* [WORK TO BE COMPLETED]:
Please copy every line of the records below that holds the word "塔里木河".

* [RECORDS SUPPLIED]:
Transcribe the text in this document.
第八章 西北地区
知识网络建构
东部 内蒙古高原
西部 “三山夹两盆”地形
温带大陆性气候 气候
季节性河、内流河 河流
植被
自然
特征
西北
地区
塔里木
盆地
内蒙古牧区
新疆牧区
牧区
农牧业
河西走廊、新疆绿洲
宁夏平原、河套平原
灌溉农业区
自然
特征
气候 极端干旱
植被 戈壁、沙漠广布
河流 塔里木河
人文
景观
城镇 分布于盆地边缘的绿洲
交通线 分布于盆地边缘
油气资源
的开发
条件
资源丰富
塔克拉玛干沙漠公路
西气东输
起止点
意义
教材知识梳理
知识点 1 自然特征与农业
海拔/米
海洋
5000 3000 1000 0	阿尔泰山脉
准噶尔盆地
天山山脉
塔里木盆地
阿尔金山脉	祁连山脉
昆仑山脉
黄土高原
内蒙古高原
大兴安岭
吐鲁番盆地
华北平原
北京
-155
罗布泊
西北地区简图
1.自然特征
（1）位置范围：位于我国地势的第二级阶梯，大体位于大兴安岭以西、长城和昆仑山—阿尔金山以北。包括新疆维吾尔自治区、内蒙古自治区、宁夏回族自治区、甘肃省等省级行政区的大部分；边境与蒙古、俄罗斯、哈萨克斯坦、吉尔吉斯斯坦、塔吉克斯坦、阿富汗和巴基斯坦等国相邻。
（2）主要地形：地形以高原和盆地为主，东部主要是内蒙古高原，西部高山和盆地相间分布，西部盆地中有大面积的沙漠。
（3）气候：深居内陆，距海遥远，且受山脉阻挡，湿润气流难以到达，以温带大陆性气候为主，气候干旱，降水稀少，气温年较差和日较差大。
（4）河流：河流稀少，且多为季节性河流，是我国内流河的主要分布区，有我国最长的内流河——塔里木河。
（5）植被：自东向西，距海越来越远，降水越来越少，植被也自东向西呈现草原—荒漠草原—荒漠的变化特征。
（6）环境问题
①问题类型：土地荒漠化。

* [EXERCISE SOLUTION]:
河流 塔里木河
（4）河流：河流稀少，且多为季节性河流，是我国内流河的主要分布区，有我国最长的内流河——塔里木河。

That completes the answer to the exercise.